◆ What the task asks ◆
Take the material below and retype it in full; pictures are left out.

◆ Given entries ◆
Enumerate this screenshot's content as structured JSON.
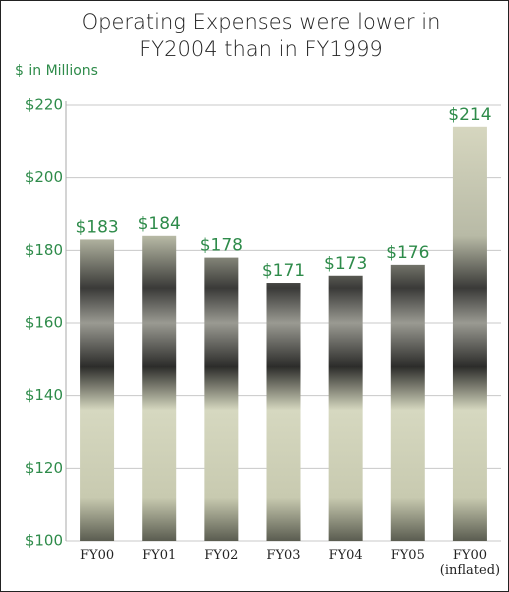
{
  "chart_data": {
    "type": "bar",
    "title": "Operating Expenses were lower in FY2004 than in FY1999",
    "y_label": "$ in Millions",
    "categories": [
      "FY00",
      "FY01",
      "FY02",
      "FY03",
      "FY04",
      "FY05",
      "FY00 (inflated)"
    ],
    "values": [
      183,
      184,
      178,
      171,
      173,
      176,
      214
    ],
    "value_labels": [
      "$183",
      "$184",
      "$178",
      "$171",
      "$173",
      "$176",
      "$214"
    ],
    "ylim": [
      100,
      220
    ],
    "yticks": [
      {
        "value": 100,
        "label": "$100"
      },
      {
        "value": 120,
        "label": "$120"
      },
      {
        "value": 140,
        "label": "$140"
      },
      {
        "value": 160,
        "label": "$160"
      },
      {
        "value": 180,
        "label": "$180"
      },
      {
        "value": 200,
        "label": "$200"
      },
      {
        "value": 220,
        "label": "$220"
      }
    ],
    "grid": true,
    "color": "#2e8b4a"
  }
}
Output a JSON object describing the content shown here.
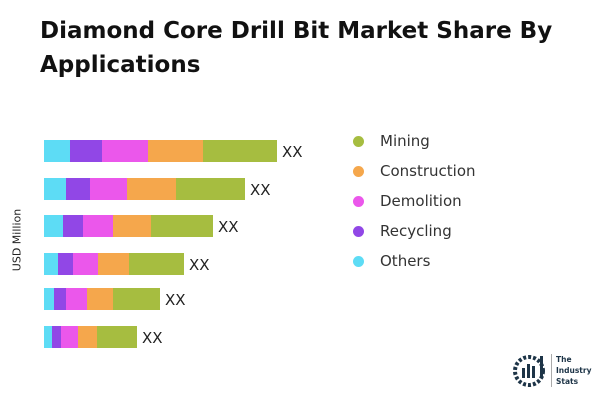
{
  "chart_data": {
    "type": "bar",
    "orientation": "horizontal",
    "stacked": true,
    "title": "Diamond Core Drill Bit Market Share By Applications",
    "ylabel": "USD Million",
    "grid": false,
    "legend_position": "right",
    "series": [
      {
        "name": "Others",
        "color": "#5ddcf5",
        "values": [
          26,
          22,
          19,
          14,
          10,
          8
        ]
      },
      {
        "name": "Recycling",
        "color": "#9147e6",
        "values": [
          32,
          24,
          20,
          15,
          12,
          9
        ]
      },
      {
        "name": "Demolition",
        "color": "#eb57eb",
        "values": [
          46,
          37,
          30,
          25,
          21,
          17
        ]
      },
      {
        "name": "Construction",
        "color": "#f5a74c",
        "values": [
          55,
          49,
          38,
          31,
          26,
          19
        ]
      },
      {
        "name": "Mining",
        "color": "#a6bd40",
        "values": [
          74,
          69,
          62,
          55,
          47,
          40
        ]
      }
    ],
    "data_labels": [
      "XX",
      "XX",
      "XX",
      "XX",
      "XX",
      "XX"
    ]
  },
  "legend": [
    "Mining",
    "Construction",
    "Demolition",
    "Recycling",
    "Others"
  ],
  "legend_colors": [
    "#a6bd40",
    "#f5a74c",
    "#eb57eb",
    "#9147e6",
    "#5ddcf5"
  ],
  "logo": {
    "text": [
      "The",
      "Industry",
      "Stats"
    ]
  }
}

◆ Task result ◆
Enumerate this screenshot's content as structured JSON.
{
  "chart_data": {
    "type": "bar",
    "title": "Operating Expenses were lower in FY2004 than in FY1999",
    "y_label": "$ in Millions",
    "categories": [
      "FY00",
      "FY01",
      "FY02",
      "FY03",
      "FY04",
      "FY05",
      "FY00 (inflated)"
    ],
    "values": [
      183,
      184,
      178,
      171,
      173,
      176,
      214
    ],
    "value_labels": [
      "$183",
      "$184",
      "$178",
      "$171",
      "$173",
      "$176",
      "$214"
    ],
    "ylim": [
      100,
      220
    ],
    "yticks": [
      {
        "value": 100,
        "label": "$100"
      },
      {
        "value": 120,
        "label": "$120"
      },
      {
        "value": 140,
        "label": "$140"
      },
      {
        "value": 160,
        "label": "$160"
      },
      {
        "value": 180,
        "label": "$180"
      },
      {
        "value": 200,
        "label": "$200"
      },
      {
        "value": 220,
        "label": "$220"
      }
    ],
    "grid": true,
    "color": "#2e8b4a"
  }
}
Output a JSON object describing the content shown here.
{
  "chart_data": {
    "type": "bar",
    "orientation": "horizontal",
    "stacked": true,
    "title": "Diamond Core Drill Bit Market Share By Applications",
    "ylabel": "USD Million",
    "grid": false,
    "legend_position": "right",
    "series": [
      {
        "name": "Others",
        "color": "#5ddcf5",
        "values": [
          26,
          22,
          19,
          14,
          10,
          8
        ]
      },
      {
        "name": "Recycling",
        "color": "#9147e6",
        "values": [
          32,
          24,
          20,
          15,
          12,
          9
        ]
      },
      {
        "name": "Demolition",
        "color": "#eb57eb",
        "values": [
          46,
          37,
          30,
          25,
          21,
          17
        ]
      },
      {
        "name": "Construction",
        "color": "#f5a74c",
        "values": [
          55,
          49,
          38,
          31,
          26,
          19
        ]
      },
      {
        "name": "Mining",
        "color": "#a6bd40",
        "values": [
          74,
          69,
          62,
          55,
          47,
          40
        ]
      }
    ],
    "data_labels": [
      "XX",
      "XX",
      "XX",
      "XX",
      "XX",
      "XX"
    ]
  },
  "legend": [
    "Mining",
    "Construction",
    "Demolition",
    "Recycling",
    "Others"
  ],
  "legend_colors": [
    "#a6bd40",
    "#f5a74c",
    "#eb57eb",
    "#9147e6",
    "#5ddcf5"
  ],
  "logo": {
    "text": [
      "The",
      "Industry",
      "Stats"
    ]
  }
}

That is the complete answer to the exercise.